» **WRITTEN INSTRUCTION**
Without the pictures, copy all the entries below exactly.

» **DATA**
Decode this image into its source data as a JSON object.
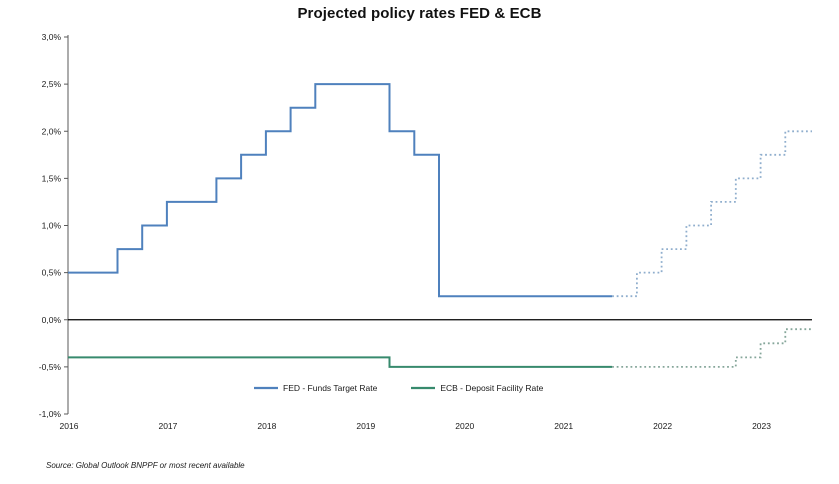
{
  "title": "Projected policy rates FED & ECB",
  "source_note": "Source: Global Outlook BNPPF or most recent available",
  "legend": [
    {
      "label": "FED - Funds Target Rate",
      "color": "#4F81BD"
    },
    {
      "label": "ECB - Deposit Facility Rate",
      "color": "#378A6D"
    }
  ],
  "chart_data": {
    "type": "line",
    "subtype": "step",
    "title": "Projected policy rates FED & ECB",
    "xlabel": "",
    "ylabel": "",
    "xlim": [
      2016,
      2023.52
    ],
    "ylim": [
      -1.0,
      3.0
    ],
    "grid": false,
    "legend_position": "bottom",
    "axis_color": "#595959",
    "zero_line_color": "#000000",
    "x_ticks": [
      {
        "v": 2016,
        "label": "2016"
      },
      {
        "v": 2017,
        "label": "2017"
      },
      {
        "v": 2018,
        "label": "2018"
      },
      {
        "v": 2019,
        "label": "2019"
      },
      {
        "v": 2020,
        "label": "2020"
      },
      {
        "v": 2021,
        "label": "2021"
      },
      {
        "v": 2022,
        "label": "2022"
      },
      {
        "v": 2023,
        "label": "2023"
      }
    ],
    "y_ticks": [
      {
        "v": 3.0,
        "label": "3,0%"
      },
      {
        "v": 2.5,
        "label": "2,5%"
      },
      {
        "v": 2.0,
        "label": "2,0%"
      },
      {
        "v": 1.5,
        "label": "1,5%"
      },
      {
        "v": 1.0,
        "label": "1,0%"
      },
      {
        "v": 0.5,
        "label": "0,5%"
      },
      {
        "v": 0.0,
        "label": "0,0%"
      },
      {
        "v": -0.5,
        "label": "-0,5%"
      },
      {
        "v": -1.0,
        "label": "-1,0%"
      }
    ],
    "series": [
      {
        "id": "fed-actual",
        "name": "FED - Funds Target Rate (actual)",
        "color": "#4F81BD",
        "style": "solid",
        "steps": [
          [
            2016.0,
            0.5
          ],
          [
            2016.5,
            0.75
          ],
          [
            2016.75,
            1.0
          ],
          [
            2017.0,
            1.25
          ],
          [
            2017.5,
            1.5
          ],
          [
            2017.75,
            1.75
          ],
          [
            2018.0,
            2.0
          ],
          [
            2018.25,
            2.25
          ],
          [
            2018.5,
            2.5
          ],
          [
            2019.25,
            2.0
          ],
          [
            2019.5,
            1.75
          ],
          [
            2019.75,
            0.25
          ]
        ],
        "x_end": 2021.5
      },
      {
        "id": "fed-projected",
        "name": "FED - Funds Target Rate (projected)",
        "color": "#8FAECD",
        "style": "dotted",
        "steps": [
          [
            2021.5,
            0.25
          ],
          [
            2021.75,
            0.5
          ],
          [
            2022.0,
            0.75
          ],
          [
            2022.25,
            1.0
          ],
          [
            2022.5,
            1.25
          ],
          [
            2022.75,
            1.5
          ],
          [
            2023.0,
            1.75
          ],
          [
            2023.25,
            2.0
          ]
        ],
        "x_end": 2023.52
      },
      {
        "id": "ecb-actual",
        "name": "ECB - Deposit Facility Rate (actual)",
        "color": "#378A6D",
        "style": "solid",
        "steps": [
          [
            2016.0,
            -0.4
          ],
          [
            2019.25,
            -0.5
          ]
        ],
        "x_end": 2021.5
      },
      {
        "id": "ecb-projected",
        "name": "ECB - Deposit Facility Rate (projected)",
        "color": "#85A69A",
        "style": "dotted",
        "steps": [
          [
            2021.5,
            -0.5
          ],
          [
            2022.75,
            -0.4
          ],
          [
            2023.0,
            -0.25
          ],
          [
            2023.25,
            -0.1
          ]
        ],
        "x_end": 2023.52
      }
    ]
  }
}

» **RESULT**
Decode this image into its source data as a JSON object.
{
  "title": "Projected policy rates FED & ECB",
  "source_note": "Source: Global Outlook BNPPF or most recent available",
  "legend": [
    {
      "label": "FED - Funds Target Rate",
      "color": "#4F81BD"
    },
    {
      "label": "ECB - Deposit Facility Rate",
      "color": "#378A6D"
    }
  ],
  "chart_data": {
    "type": "line",
    "subtype": "step",
    "title": "Projected policy rates FED & ECB",
    "xlabel": "",
    "ylabel": "",
    "xlim": [
      2016,
      2023.52
    ],
    "ylim": [
      -1.0,
      3.0
    ],
    "grid": false,
    "legend_position": "bottom",
    "axis_color": "#595959",
    "zero_line_color": "#000000",
    "x_ticks": [
      {
        "v": 2016,
        "label": "2016"
      },
      {
        "v": 2017,
        "label": "2017"
      },
      {
        "v": 2018,
        "label": "2018"
      },
      {
        "v": 2019,
        "label": "2019"
      },
      {
        "v": 2020,
        "label": "2020"
      },
      {
        "v": 2021,
        "label": "2021"
      },
      {
        "v": 2022,
        "label": "2022"
      },
      {
        "v": 2023,
        "label": "2023"
      }
    ],
    "y_ticks": [
      {
        "v": 3.0,
        "label": "3,0%"
      },
      {
        "v": 2.5,
        "label": "2,5%"
      },
      {
        "v": 2.0,
        "label": "2,0%"
      },
      {
        "v": 1.5,
        "label": "1,5%"
      },
      {
        "v": 1.0,
        "label": "1,0%"
      },
      {
        "v": 0.5,
        "label": "0,5%"
      },
      {
        "v": 0.0,
        "label": "0,0%"
      },
      {
        "v": -0.5,
        "label": "-0,5%"
      },
      {
        "v": -1.0,
        "label": "-1,0%"
      }
    ],
    "series": [
      {
        "id": "fed-actual",
        "name": "FED - Funds Target Rate (actual)",
        "color": "#4F81BD",
        "style": "solid",
        "steps": [
          [
            2016.0,
            0.5
          ],
          [
            2016.5,
            0.75
          ],
          [
            2016.75,
            1.0
          ],
          [
            2017.0,
            1.25
          ],
          [
            2017.5,
            1.5
          ],
          [
            2017.75,
            1.75
          ],
          [
            2018.0,
            2.0
          ],
          [
            2018.25,
            2.25
          ],
          [
            2018.5,
            2.5
          ],
          [
            2019.25,
            2.0
          ],
          [
            2019.5,
            1.75
          ],
          [
            2019.75,
            0.25
          ]
        ],
        "x_end": 2021.5
      },
      {
        "id": "fed-projected",
        "name": "FED - Funds Target Rate (projected)",
        "color": "#8FAECD",
        "style": "dotted",
        "steps": [
          [
            2021.5,
            0.25
          ],
          [
            2021.75,
            0.5
          ],
          [
            2022.0,
            0.75
          ],
          [
            2022.25,
            1.0
          ],
          [
            2022.5,
            1.25
          ],
          [
            2022.75,
            1.5
          ],
          [
            2023.0,
            1.75
          ],
          [
            2023.25,
            2.0
          ]
        ],
        "x_end": 2023.52
      },
      {
        "id": "ecb-actual",
        "name": "ECB - Deposit Facility Rate (actual)",
        "color": "#378A6D",
        "style": "solid",
        "steps": [
          [
            2016.0,
            -0.4
          ],
          [
            2019.25,
            -0.5
          ]
        ],
        "x_end": 2021.5
      },
      {
        "id": "ecb-projected",
        "name": "ECB - Deposit Facility Rate (projected)",
        "color": "#85A69A",
        "style": "dotted",
        "steps": [
          [
            2021.5,
            -0.5
          ],
          [
            2022.75,
            -0.4
          ],
          [
            2023.0,
            -0.25
          ],
          [
            2023.25,
            -0.1
          ]
        ],
        "x_end": 2023.52
      }
    ]
  }
}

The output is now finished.